## Given text
During the same decade the northern regionalist government of the country abolished all vilayat level administrative units in southern Tajikistan too to establish a direct control over their districts.
"Such a structure kept them fragmented and prevented common action to challenge the Leninabadis… The fragmenting of potential opposition through administrative measures that promise micro-segmentation is a familiar one in the area; it was also used by the royal government of Afghanistan, which recognized local clans (qawm) rather than larger tribes as administration’s interlocutors." (Barnett R. Rubin, Jack L. Snyder, Post-Soviet Political Order, p.150).
Shared Political Regionalism
As time went on southern Tajikistan reached the level of self-sufficiency in number of communist cadres. Furthermore, in later decades, particularly in 1970s, Kulab occupied a significant position in an agricultural Tajikistan. Leninabad’s cotton industry depended mainly on southern raw cotton to be processed in the north. This is the main reason some experts cite to explain the rise in power of Kulabis as junior partners of the northerners. Subsequently, the southern vilayats of Kulab and Kurgan-teppa were reinstated and Leninabadis started to delegate regional administrative power to Kulabis. But still, political and economic control within the republic didn’t change hands. The North-South alliance remained intact until the empire’s last days.

## Dataset rows
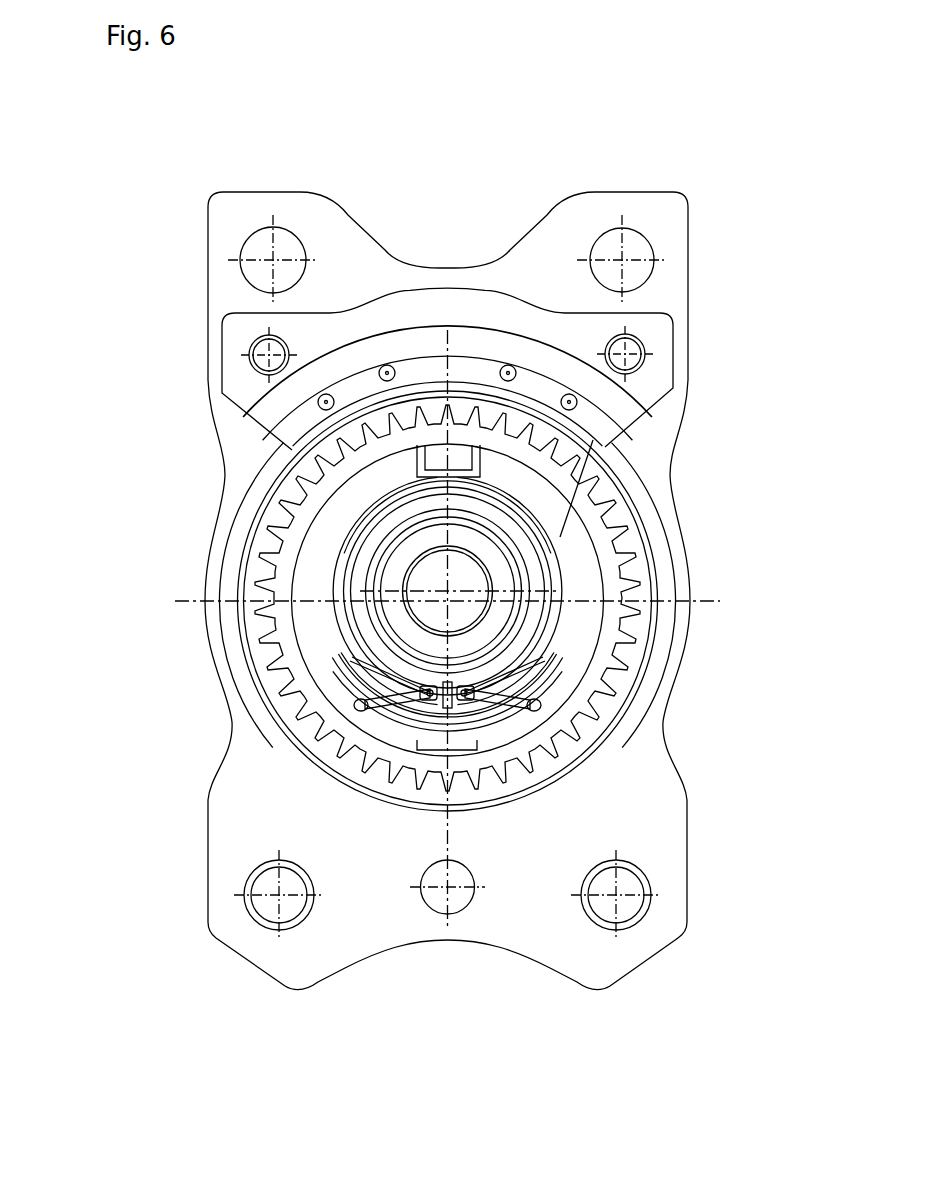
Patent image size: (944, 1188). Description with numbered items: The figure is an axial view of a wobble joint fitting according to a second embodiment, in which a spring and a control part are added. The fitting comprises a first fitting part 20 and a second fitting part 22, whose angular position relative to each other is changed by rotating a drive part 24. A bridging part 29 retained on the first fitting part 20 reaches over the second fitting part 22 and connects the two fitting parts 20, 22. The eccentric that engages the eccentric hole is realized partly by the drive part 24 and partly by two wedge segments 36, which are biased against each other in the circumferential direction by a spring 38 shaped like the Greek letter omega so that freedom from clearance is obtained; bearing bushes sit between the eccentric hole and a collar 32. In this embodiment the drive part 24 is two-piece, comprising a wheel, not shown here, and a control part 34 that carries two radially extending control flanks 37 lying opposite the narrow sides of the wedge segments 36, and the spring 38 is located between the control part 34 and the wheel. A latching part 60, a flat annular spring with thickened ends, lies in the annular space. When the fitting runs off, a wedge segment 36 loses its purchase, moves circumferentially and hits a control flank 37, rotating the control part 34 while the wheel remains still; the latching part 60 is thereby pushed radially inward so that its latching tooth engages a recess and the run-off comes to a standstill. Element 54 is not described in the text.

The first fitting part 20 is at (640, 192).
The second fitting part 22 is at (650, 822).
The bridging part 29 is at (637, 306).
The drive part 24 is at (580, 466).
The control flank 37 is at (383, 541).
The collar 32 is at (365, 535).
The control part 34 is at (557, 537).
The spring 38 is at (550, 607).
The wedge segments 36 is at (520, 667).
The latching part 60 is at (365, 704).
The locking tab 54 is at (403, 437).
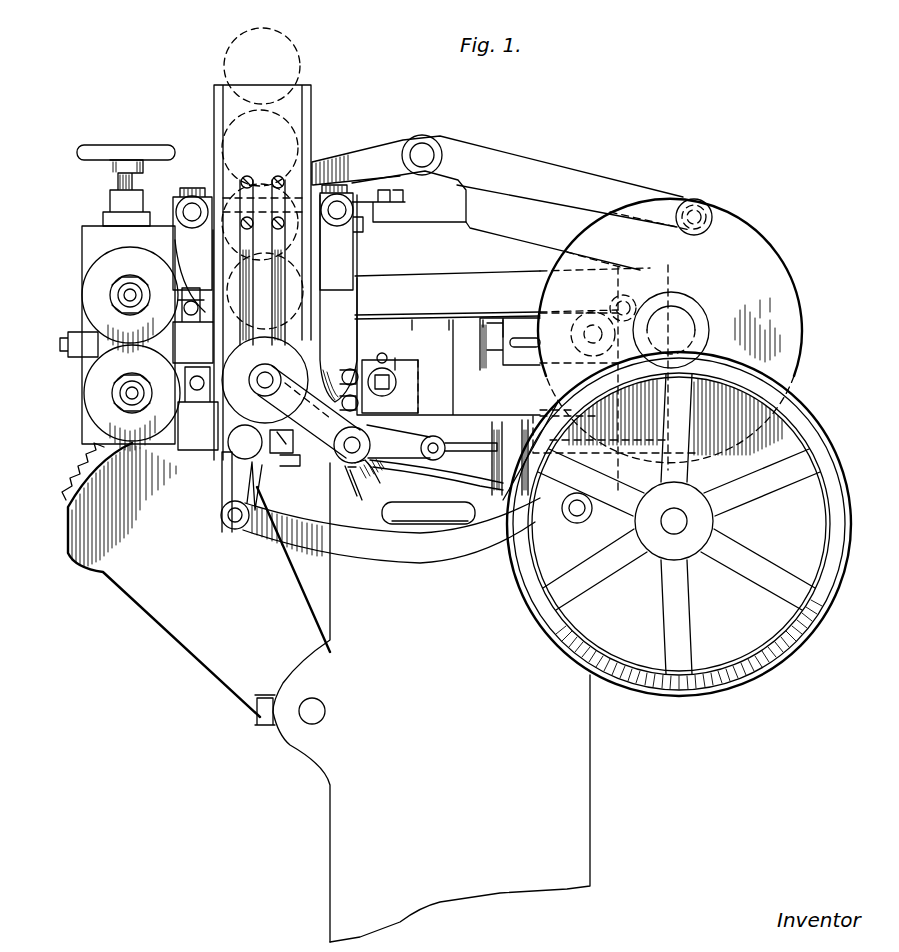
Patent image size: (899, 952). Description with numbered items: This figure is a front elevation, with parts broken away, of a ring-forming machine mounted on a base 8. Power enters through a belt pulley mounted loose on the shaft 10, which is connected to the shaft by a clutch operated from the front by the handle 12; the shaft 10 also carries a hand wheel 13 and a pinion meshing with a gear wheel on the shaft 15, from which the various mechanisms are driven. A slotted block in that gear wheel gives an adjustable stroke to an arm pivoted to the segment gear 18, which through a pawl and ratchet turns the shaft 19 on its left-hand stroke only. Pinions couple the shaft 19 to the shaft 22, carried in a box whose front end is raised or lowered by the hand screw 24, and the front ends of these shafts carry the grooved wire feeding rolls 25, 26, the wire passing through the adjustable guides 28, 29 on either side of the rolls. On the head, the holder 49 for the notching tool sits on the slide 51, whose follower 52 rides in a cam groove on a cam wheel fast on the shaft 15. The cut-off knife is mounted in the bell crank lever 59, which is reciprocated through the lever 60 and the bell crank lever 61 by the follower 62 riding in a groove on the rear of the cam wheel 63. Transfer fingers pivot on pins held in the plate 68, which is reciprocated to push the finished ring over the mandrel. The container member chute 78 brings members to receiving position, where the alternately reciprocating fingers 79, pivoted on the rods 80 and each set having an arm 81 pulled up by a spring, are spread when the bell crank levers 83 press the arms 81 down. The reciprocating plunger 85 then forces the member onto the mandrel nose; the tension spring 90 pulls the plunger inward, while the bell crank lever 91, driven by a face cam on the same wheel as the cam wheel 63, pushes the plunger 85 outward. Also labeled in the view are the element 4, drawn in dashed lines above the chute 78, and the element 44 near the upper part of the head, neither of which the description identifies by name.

## Exercise set
**A)** Give everything in the records from their start down to the line containing "The locking tab 54 is at (403, 437)." as a JSON list of strings, one string per line, with blank lines left out and the pictures omitted.
**B)** Take the passage on northern and southern regional power in Soviet Tajikistan further, picking up after its final sentence.

## Per-task outputs
**A)**
[
  "Patent image size: (944, 1188). Description with numbered items: The figure is an axial view of a wobble joint fitting according to a second embodiment, in which a spring and a control part are added. The fitting comprises a first fitting part 20 and a second fitting part 22, whose angular position relative to each other is changed by rotating a drive part 24. A bridging part 29 retained on the first fitting part 20 reaches over the second fitting part 22 and connects the two fitting parts 20, 22. The eccentric that engages the eccentric hole is realized partly by the drive part 24 and partly by two wedge segments 36, which are biased against each other in the circumferential direction by a spring 38 shaped like the Greek letter omega so that freedom from clearance is obtained; bearing bushes sit between the eccentric hole and a collar 32. In this embodiment the drive part 24 is two-piece, comprising a wheel, not shown here, and a control part 34 that carries two radially extending control flanks 37 lying opposite the narrow sides of the wedge segments 36, and the spring 38 is located between the control part 34 and the wheel. A latching part 60, a flat annular spring with thickened ends, lies in the annular space. When the fitting runs off, a wedge segment 36 loses its purchase, moves circumferentially and hits a control flank 37, rotating the control part 34 while the wheel remains still; the latching part 60 is thereby pushed radially inward so that its latching tooth engages a recess and the run-off comes to a standstill. Element 54 is not described in the text.",
  "The first fitting part 20 is at (640, 192).",
  "The second fitting part 22 is at (650, 822).",
  "The bridging part 29 is at (637, 306).",
  "The drive part 24 is at (580, 466).",
  "The control flank 37 is at (383, 541).",
  "The collar 32 is at (365, 535).",
  "The control part 34 is at (557, 537).",
  "The spring 38 is at (550, 607).",
  "The wedge segments 36 is at (520, 667).",
  "The latching part 60 is at (365, 704).",
  "The locking tab 54 is at (403, 437)."
]

**B)**
All these regionalist shifts and deals were happening behind the curtains leaving ordinary people confused with their enormous task of developing a sense of Soviet nationhood. Their co-ethnics in Uzbekistan were undergoing a resumed process of Uzbekization under Sharof Rashidov’s chauvinist government. Those willing to stay in Uzbekistan had to get registered as Uzbek, otherwise they could have been deported to Tajikistan, since according to Rashidov’s administration, Uzbekistan was the land of Uzbeks only. Tajik nationalism among the ruling elite of Tajikistan was too underdeveloped to resist the Uzbek government’s crimes. Tajik pacifism against radical Uzbek chauvinism has led some researchers to a wrong conclusion that a Tajik identity simply did not exist. John Mackinlay and Peter Cross clarify the point in the following manner:
"This does not imply that a Tajik identity did not exist – it did, and it came into play when talk and business turned to relations with neighbouring Uzbekistan, Kyrgyzstan, or Pushtun Afghanistan. However, whereas for example in Poland the Polish identity was strong enough to forge the Polish schisms together in a conflict, in Tajikistan the regional identity of people such as the Khujandi in the Leninabad region would in some cases drive them to join forces with Uzbeks against their fellow Tajiks from other regions." (John Mackinlay, Peter Cross, Regional Peacekeepers: The Paradox of Russian Peacekeeping, p. 161).
Later events demonstrated that the lack of nationalism was not inherent solely in Khojandi elites. The present Kulabi government came to power with military and political support of both Uzbekistan and Russia against Tajiks of other regions.
Budding Hopes
However, dramatic happenings in the Persian neighbourhood sent a breeze of hope that penetrated the Iron Curtain and reached Tajikistani nationalist intellectuals. Certainly there were figures among Tajik intelligentsia and at lower levels of the society who cherished their native identity and dreamt of closer ties with their co-ethnics abroad.
"Two events shaped Tajik national consciousness in 1979: the Soviet invasion of neighbouring Afghanistan and the Islamic Revolution in Iran. Tajik units sent to fight ethnic Tajiks in Afghanistan developed fervently anti-Soviet sentiments, often refusing direct orders to fight. In 1985 some eighty Tajik soldiers were shot for refusing to fire on their Tajik Afghan kin or fellow Muslims of other Afghan ethnic groups. The Islamic Revolution the overthrew the monarchy in Iran, led by Shi’a Muslim zealots, had a lesser effect on the more secular Soviet Tajik population; nevertheless, the revolution augmented a reculturation and a renewed interest in the long suppressed Islamic religion. (James Minahan, Miniature Empires: A Historical Dictionary of the Newly Independent States, pp. 260-261).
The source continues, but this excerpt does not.